= GIVEN PROBLEM =
Select all lines holding the word "SEEVCCC" from the entries that follow.

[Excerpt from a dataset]
---

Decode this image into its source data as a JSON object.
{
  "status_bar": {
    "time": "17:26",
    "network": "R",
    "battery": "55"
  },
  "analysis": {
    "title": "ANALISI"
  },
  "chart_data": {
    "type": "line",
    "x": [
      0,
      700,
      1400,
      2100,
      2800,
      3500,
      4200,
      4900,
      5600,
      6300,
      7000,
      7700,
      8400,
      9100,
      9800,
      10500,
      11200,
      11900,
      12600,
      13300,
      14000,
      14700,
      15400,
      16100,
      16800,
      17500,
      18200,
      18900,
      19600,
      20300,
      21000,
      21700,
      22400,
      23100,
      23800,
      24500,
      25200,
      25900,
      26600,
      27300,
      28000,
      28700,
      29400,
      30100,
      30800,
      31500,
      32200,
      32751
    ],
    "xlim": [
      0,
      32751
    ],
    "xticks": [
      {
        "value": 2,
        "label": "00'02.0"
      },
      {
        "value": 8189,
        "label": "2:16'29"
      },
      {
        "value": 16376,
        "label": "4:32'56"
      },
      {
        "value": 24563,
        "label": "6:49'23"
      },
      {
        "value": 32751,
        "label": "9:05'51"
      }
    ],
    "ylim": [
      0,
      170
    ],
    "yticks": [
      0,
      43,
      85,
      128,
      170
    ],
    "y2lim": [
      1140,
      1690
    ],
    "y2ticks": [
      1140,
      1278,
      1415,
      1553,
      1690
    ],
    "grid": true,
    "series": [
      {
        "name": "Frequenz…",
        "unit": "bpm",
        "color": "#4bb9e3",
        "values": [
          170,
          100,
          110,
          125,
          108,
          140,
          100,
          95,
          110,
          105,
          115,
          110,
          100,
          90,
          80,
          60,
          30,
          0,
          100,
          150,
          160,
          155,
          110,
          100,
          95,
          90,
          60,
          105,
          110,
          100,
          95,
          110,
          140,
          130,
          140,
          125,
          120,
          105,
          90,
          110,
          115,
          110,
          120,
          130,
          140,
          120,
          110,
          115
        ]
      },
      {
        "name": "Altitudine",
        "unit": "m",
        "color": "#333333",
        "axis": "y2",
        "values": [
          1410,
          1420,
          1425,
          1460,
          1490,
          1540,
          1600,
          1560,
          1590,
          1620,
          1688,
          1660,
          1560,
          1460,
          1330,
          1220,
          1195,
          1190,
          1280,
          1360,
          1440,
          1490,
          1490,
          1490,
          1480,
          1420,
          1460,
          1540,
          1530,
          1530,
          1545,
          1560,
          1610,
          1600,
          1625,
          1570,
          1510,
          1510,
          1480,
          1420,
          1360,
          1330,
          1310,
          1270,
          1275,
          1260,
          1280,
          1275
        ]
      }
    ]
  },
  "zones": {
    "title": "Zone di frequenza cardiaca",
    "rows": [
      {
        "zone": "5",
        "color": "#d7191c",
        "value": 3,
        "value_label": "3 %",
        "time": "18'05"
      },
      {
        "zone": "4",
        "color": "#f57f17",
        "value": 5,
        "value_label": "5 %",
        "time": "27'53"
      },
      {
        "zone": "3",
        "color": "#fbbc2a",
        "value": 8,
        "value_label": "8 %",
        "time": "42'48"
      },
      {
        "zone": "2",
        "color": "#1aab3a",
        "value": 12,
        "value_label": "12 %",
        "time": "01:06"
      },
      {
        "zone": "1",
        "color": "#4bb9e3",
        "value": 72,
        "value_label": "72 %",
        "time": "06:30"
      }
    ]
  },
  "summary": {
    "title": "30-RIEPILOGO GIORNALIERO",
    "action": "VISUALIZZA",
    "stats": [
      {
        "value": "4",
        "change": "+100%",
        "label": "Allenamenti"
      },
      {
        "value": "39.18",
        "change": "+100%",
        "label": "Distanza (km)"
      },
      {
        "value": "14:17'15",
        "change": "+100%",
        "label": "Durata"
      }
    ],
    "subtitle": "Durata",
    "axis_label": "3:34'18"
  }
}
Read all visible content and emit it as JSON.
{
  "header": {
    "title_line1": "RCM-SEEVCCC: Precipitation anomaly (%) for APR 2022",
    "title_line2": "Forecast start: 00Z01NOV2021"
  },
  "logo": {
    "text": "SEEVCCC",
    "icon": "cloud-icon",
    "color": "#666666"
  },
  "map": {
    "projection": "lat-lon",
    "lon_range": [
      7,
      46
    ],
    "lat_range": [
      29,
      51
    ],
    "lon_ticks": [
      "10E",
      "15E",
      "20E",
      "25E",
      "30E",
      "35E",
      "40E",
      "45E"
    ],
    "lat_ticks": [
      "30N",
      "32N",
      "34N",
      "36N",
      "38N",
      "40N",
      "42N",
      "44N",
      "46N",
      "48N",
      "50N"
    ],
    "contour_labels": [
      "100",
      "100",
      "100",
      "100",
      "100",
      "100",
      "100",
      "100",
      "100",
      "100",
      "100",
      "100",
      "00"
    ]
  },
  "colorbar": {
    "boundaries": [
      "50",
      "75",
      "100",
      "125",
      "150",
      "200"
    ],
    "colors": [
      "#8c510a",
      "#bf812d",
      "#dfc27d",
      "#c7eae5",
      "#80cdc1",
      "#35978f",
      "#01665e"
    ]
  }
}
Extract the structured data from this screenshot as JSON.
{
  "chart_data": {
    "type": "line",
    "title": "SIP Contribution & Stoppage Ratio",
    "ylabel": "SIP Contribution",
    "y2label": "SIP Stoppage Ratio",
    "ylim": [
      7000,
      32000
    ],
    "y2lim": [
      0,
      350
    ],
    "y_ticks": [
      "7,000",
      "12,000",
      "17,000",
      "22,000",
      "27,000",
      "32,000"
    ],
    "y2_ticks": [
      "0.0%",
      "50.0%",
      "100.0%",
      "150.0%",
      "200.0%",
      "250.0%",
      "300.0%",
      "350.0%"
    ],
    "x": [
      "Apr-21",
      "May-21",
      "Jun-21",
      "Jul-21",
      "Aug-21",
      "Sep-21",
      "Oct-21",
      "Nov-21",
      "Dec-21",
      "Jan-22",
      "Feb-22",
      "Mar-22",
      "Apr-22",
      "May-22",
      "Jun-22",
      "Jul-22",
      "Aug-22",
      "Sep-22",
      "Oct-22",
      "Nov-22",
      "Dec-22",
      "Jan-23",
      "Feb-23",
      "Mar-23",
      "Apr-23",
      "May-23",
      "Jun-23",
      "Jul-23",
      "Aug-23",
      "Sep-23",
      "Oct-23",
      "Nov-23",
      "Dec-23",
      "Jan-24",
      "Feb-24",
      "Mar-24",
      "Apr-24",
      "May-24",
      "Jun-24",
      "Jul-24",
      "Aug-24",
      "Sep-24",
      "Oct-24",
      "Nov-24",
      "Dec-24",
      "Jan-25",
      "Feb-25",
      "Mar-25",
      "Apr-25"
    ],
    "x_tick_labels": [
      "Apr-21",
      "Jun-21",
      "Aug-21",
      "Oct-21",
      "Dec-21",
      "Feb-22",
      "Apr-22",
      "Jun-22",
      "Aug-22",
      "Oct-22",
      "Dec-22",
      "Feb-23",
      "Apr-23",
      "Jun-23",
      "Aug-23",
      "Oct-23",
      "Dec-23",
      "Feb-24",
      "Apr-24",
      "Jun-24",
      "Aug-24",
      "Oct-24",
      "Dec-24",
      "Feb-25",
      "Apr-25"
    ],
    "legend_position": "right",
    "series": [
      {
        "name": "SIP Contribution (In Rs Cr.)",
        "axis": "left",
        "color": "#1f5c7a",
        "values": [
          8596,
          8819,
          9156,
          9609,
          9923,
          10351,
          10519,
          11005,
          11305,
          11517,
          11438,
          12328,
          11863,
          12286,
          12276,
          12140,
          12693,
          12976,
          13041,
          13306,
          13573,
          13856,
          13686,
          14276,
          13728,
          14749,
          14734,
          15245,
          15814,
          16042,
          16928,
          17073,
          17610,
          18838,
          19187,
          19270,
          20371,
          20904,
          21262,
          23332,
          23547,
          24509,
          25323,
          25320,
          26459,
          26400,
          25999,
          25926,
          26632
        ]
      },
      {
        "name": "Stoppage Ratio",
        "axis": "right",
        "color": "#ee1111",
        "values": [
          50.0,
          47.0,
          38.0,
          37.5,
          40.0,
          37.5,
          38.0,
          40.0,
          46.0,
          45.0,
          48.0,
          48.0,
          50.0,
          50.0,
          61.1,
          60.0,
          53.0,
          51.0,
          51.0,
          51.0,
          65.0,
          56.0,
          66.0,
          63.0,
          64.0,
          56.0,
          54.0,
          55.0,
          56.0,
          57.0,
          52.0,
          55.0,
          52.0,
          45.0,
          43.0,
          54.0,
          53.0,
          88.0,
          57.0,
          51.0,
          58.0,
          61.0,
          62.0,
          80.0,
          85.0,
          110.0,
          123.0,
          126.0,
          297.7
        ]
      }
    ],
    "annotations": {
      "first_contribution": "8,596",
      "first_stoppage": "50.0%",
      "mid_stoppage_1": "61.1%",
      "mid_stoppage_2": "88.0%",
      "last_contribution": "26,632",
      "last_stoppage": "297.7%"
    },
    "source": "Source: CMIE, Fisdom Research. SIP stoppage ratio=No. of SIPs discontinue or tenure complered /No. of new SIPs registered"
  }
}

---

= TASK SOLUTION =
    "title_line1": "RCM-SEEVCCC: Precipitation anomaly (%) for APR 2022",
    "text": "SEEVCCC",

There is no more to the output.